[start of Excerpted data]
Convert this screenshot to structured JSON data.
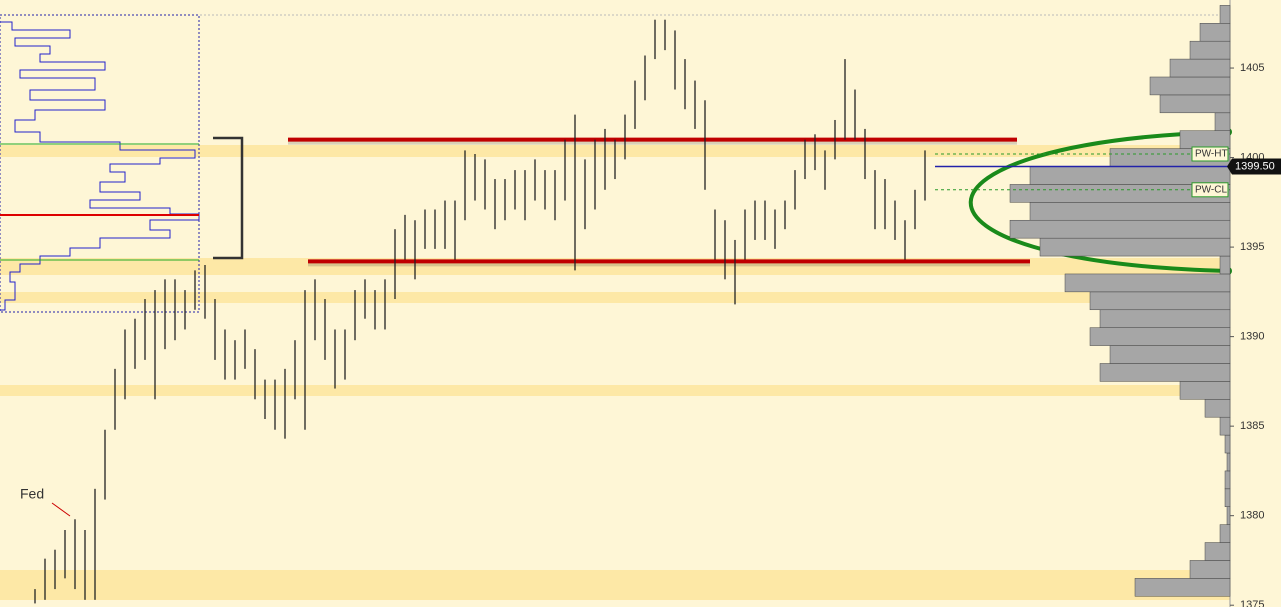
{
  "chart_data": {
    "type": "ohlc",
    "ylim": [
      1374.9,
      1408.8
    ],
    "yticks": [
      1375,
      1380,
      1385,
      1390,
      1395,
      1400,
      1405
    ],
    "last_price": {
      "value": 1399.5,
      "label": "1399.50"
    },
    "levels": [
      {
        "name": "PW-HT",
        "value": 1400.2
      },
      {
        "name": "PW-CL",
        "value": 1398.2
      }
    ],
    "range_lines": [
      {
        "value": 1401.0,
        "color": "#c00000"
      },
      {
        "value": 1394.2,
        "color": "#c00000"
      }
    ],
    "annotations": [
      {
        "text": "Fed"
      }
    ],
    "bar_color": "#222222",
    "high": [
      1375.9,
      1377.6,
      1378.1,
      1379.2,
      1379.8,
      1379.2,
      1381.5,
      1384.8,
      1388.2,
      1390.4,
      1391.0,
      1392.1,
      1392.6,
      1393.2,
      1393.2,
      1392.6,
      1393.7,
      1394.0,
      1392.1,
      1390.4,
      1389.8,
      1390.4,
      1389.3,
      1387.6,
      1387.6,
      1388.2,
      1389.8,
      1392.6,
      1393.2,
      1392.1,
      1390.4,
      1390.4,
      1392.6,
      1393.2,
      1392.6,
      1393.2,
      1396.0,
      1396.8,
      1396.5,
      1397.1,
      1397.1,
      1397.6,
      1397.6,
      1400.4,
      1400.2,
      1399.9,
      1398.8,
      1398.8,
      1399.3,
      1399.3,
      1399.9,
      1399.3,
      1399.3,
      1401.0,
      1402.4,
      1399.9,
      1401.0,
      1401.6,
      1401.0,
      1402.4,
      1404.3,
      1405.7,
      1407.7,
      1407.7,
      1407.1,
      1405.5,
      1404.3,
      1403.2,
      1397.1,
      1396.5,
      1395.4,
      1397.1,
      1397.6,
      1397.6,
      1397.1,
      1397.6,
      1399.3,
      1401.0,
      1401.3,
      1400.4,
      1402.1,
      1405.5,
      1403.8,
      1401.6,
      1399.3,
      1398.8,
      1397.6,
      1396.5,
      1398.2,
      1400.4
    ],
    "low": [
      1375.1,
      1375.3,
      1375.9,
      1376.5,
      1375.9,
      1375.3,
      1375.3,
      1380.9,
      1384.8,
      1386.5,
      1388.2,
      1388.7,
      1386.5,
      1389.3,
      1389.8,
      1390.4,
      1391.5,
      1391.0,
      1388.7,
      1387.6,
      1387.6,
      1388.2,
      1386.5,
      1385.4,
      1384.8,
      1384.3,
      1386.5,
      1384.8,
      1389.8,
      1388.7,
      1387.1,
      1387.6,
      1389.8,
      1391.0,
      1390.4,
      1390.4,
      1392.1,
      1394.3,
      1393.2,
      1394.9,
      1394.9,
      1394.9,
      1394.3,
      1396.5,
      1397.6,
      1397.1,
      1396.0,
      1396.5,
      1397.1,
      1396.5,
      1397.6,
      1397.1,
      1396.5,
      1397.6,
      1393.7,
      1396.0,
      1397.1,
      1398.2,
      1398.8,
      1399.9,
      1401.6,
      1403.2,
      1405.5,
      1406.0,
      1403.8,
      1402.7,
      1401.6,
      1398.2,
      1394.3,
      1393.2,
      1391.8,
      1394.3,
      1395.4,
      1395.4,
      1394.9,
      1396.0,
      1397.1,
      1398.8,
      1399.3,
      1398.2,
      1399.9,
      1401.0,
      1401.0,
      1398.8,
      1396.0,
      1396.0,
      1395.4,
      1394.3,
      1396.0,
      1397.6
    ],
    "volume_profile": {
      "color": "#a6a6a6",
      "prices": [
        1376,
        1377,
        1378,
        1379,
        1380,
        1381,
        1382,
        1383,
        1384,
        1385,
        1386,
        1387,
        1388,
        1389,
        1390,
        1391,
        1392,
        1393,
        1394,
        1395,
        1396,
        1397,
        1398,
        1399,
        1400,
        1401,
        1402,
        1403,
        1404,
        1405,
        1406,
        1407,
        1408
      ],
      "volumes": [
        95,
        40,
        25,
        10,
        3,
        5,
        5,
        3,
        5,
        10,
        25,
        50,
        130,
        120,
        140,
        130,
        140,
        165,
        10,
        190,
        220,
        200,
        220,
        200,
        120,
        50,
        15,
        70,
        80,
        60,
        40,
        30,
        10
      ]
    }
  }
}
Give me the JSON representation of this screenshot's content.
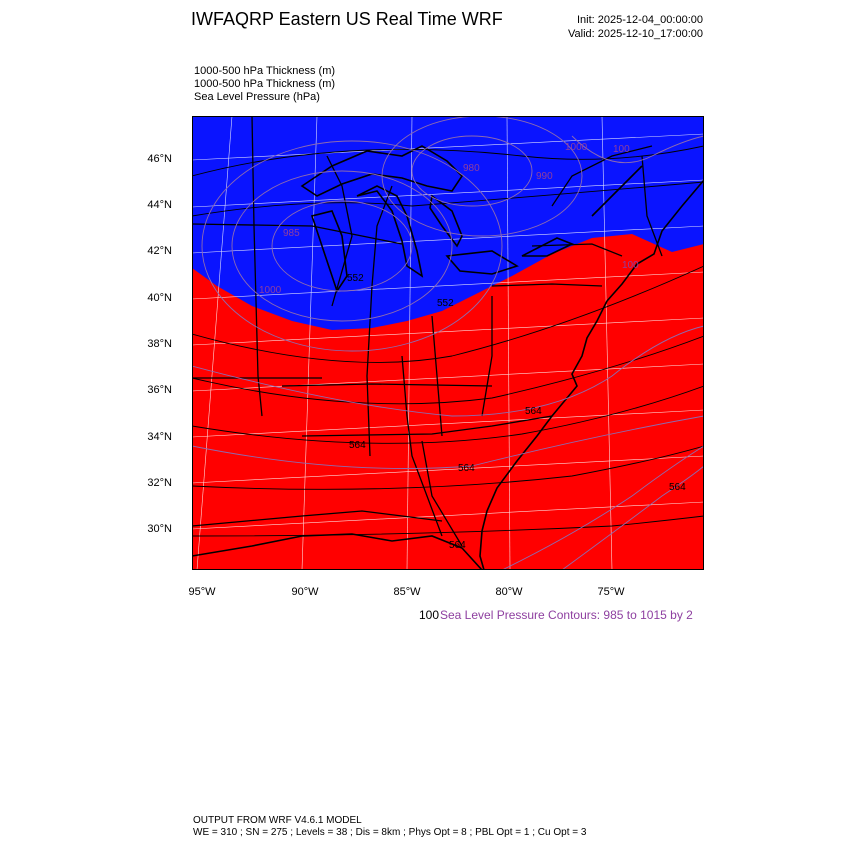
{
  "header": {
    "title": "IWFAQRP Eastern US Real Time WRF",
    "init": "Init: 2025-12-04_00:00:00",
    "valid": "Valid: 2025-12-10_17:00:00"
  },
  "fields": [
    "1000-500 hPa Thickness   (m)",
    "1000-500 hPa Thickness   (m)",
    "Sea Level Pressure   (hPa)"
  ],
  "axes": {
    "lat_labels": [
      "46°N",
      "44°N",
      "42°N",
      "40°N",
      "38°N",
      "36°N",
      "34°N",
      "32°N",
      "30°N"
    ],
    "lon_labels": [
      "95°W",
      "90°W",
      "85°W",
      "80°W",
      "75°W"
    ]
  },
  "contour_labels": {
    "slp": [
      "1000",
      "100",
      "980",
      "990",
      "985",
      "1000",
      "100"
    ],
    "thickness": [
      "552",
      "552",
      "564",
      "564",
      "564",
      "564",
      "564"
    ]
  },
  "colors": {
    "cold_fill": "#0a14ff",
    "warm_fill": "#ff0000",
    "slp_contour": "#8d6bb0",
    "thickness_contour": "#000000",
    "label_purple": "#8e3fa0"
  },
  "contour_info": {
    "scale": "100",
    "note": "Sea Level Pressure Contours: 985 to 1015 by 2"
  },
  "footer": {
    "line1": "OUTPUT FROM WRF V4.6.1 MODEL",
    "line2": "WE = 310 ; SN = 275 ; Levels = 38 ; Dis = 8km ; Phys Opt = 8 ; PBL Opt = 1 ; Cu Opt = 3"
  }
}
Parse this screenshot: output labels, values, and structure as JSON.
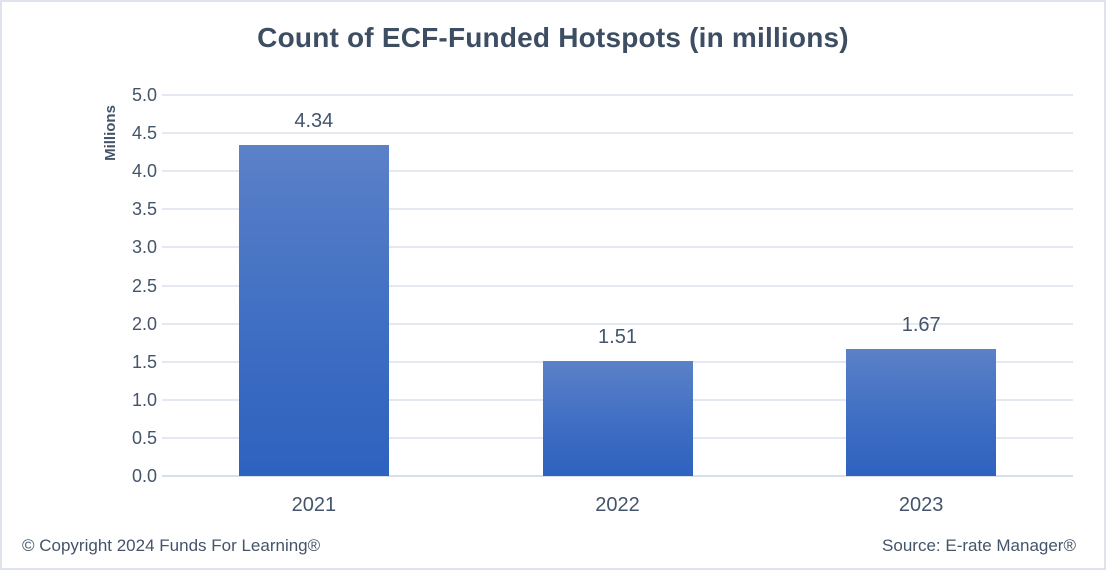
{
  "chart_data": {
    "type": "bar",
    "title": "Count of ECF-Funded Hotspots (in millions)",
    "xlabel": "",
    "ylabel": "Millions",
    "categories": [
      "2021",
      "2022",
      "2023"
    ],
    "values": [
      4.34,
      1.51,
      1.67
    ],
    "data_labels": [
      "4.34",
      "1.51",
      "1.67"
    ],
    "ylim": [
      0,
      5
    ],
    "ytick_labels": [
      "0.0",
      "0.5",
      "1.0",
      "1.5",
      "2.0",
      "2.5",
      "3.0",
      "3.5",
      "4.0",
      "4.5",
      "5.0"
    ],
    "grid": true,
    "legend": "none"
  },
  "colors": {
    "bar_gradient_top": "#5b81c8",
    "bar_gradient_bottom": "#2d62bf",
    "title_text": "#3d4e63",
    "axis_text": "#44546a",
    "gridline": "#e4e8f0",
    "baseline": "#d8deea",
    "frame_border": "#dfe4ec",
    "background": "#ffffff"
  },
  "footer": {
    "copyright": "© Copyright 2024 Funds For Learning®",
    "source": "Source: E-rate Manager®"
  }
}
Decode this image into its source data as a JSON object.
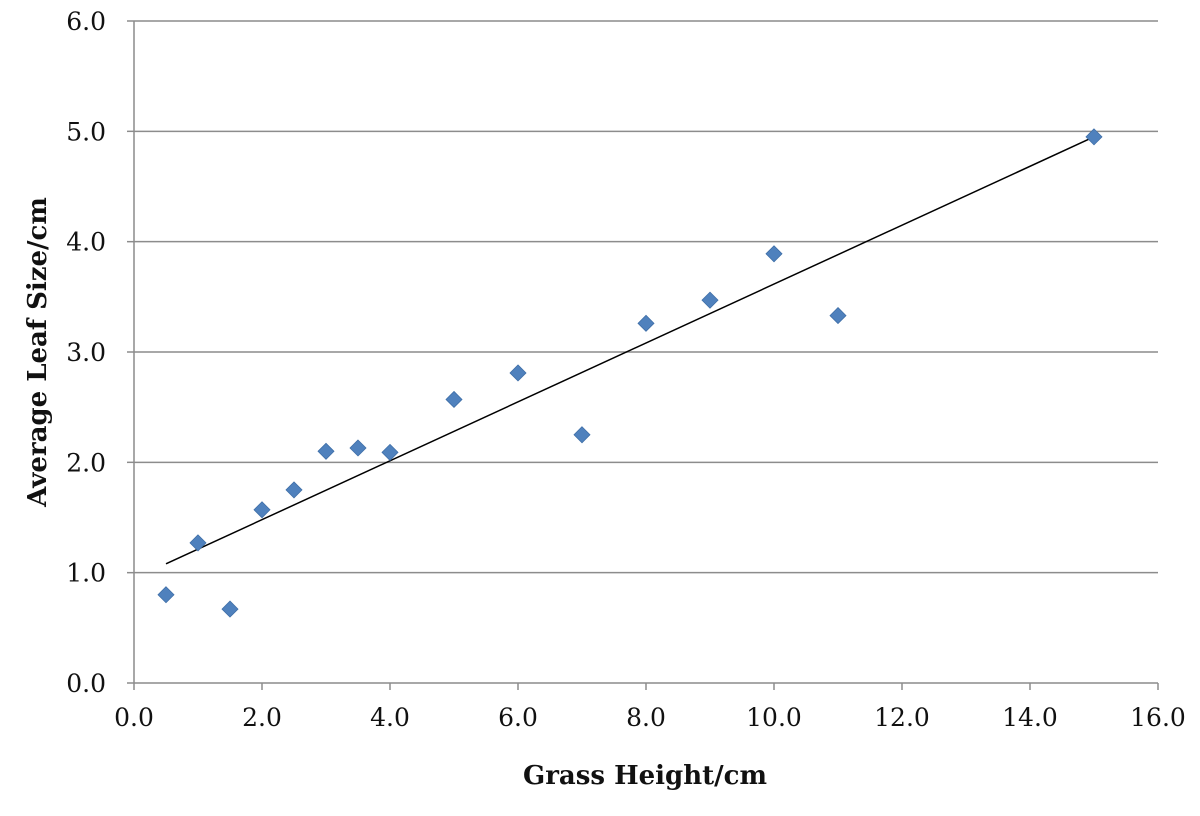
{
  "chart_data": {
    "type": "scatter",
    "title": "",
    "xlabel": "Grass Height/cm",
    "ylabel": "Average Leaf Size/cm",
    "xlim": [
      0,
      16
    ],
    "ylim": [
      0,
      6
    ],
    "x_ticks": [
      "0.0",
      "2.0",
      "4.0",
      "6.0",
      "8.0",
      "10.0",
      "12.0",
      "14.0",
      "16.0"
    ],
    "y_ticks": [
      "0.0",
      "1.0",
      "2.0",
      "3.0",
      "4.0",
      "5.0",
      "6.0"
    ],
    "grid": "horizontal",
    "legend": "none",
    "series": [
      {
        "marker": "diamond",
        "color": "#4f81bd",
        "points": [
          {
            "x": 0.5,
            "y": 0.8
          },
          {
            "x": 1.0,
            "y": 1.27
          },
          {
            "x": 1.5,
            "y": 0.67
          },
          {
            "x": 2.0,
            "y": 1.57
          },
          {
            "x": 2.5,
            "y": 1.75
          },
          {
            "x": 3.0,
            "y": 2.1
          },
          {
            "x": 3.5,
            "y": 2.13
          },
          {
            "x": 4.0,
            "y": 2.09
          },
          {
            "x": 5.0,
            "y": 2.57
          },
          {
            "x": 6.0,
            "y": 2.81
          },
          {
            "x": 7.0,
            "y": 2.25
          },
          {
            "x": 8.0,
            "y": 3.26
          },
          {
            "x": 9.0,
            "y": 3.47
          },
          {
            "x": 10.0,
            "y": 3.89
          },
          {
            "x": 11.0,
            "y": 3.33
          },
          {
            "x": 15.0,
            "y": 4.95
          }
        ]
      }
    ],
    "trendline": {
      "type": "linear",
      "color": "#000000",
      "x_start": 0.5,
      "y_start": 1.08,
      "x_end": 15.0,
      "y_end": 4.95
    }
  }
}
[end of Excerpted data]
● What the task requires:
Only the count is needed: the number of lines in the data that include the word "Pressure".

● Result of this task:
2